PROVIDED DATA ▸
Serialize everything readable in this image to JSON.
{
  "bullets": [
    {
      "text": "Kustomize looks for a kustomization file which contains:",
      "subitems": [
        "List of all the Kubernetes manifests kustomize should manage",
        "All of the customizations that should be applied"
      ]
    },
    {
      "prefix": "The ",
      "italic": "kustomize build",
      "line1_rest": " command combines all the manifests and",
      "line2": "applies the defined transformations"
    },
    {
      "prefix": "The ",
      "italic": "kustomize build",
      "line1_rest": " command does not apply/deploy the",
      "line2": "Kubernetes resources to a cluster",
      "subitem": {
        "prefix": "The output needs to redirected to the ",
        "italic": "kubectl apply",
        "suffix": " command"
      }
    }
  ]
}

TASK TO CARRY OUT ▸ Each line must be given again exactly as written above.

TASK RESPONSE ▸
Serialize everything readable in this image to JSON.
{
  "bullets": [
    {
      "text": "Kustomize looks for a kustomization file which contains:",
      "subitems": [
        "List of all the Kubernetes manifests kustomize should manage",
        "All of the customizations that should be applied"
      ]
    },
    {
      "prefix": "The ",
      "italic": "kustomize build",
      "line1_rest": " command combines all the manifests and",
      "line2": "applies the defined transformations"
    },
    {
      "prefix": "The ",
      "italic": "kustomize build",
      "line1_rest": " command does not apply/deploy the",
      "line2": "Kubernetes resources to a cluster",
      "subitem": {
        "prefix": "The output needs to redirected to the ",
        "italic": "kubectl apply",
        "suffix": " command"
      }
    }
  ]
}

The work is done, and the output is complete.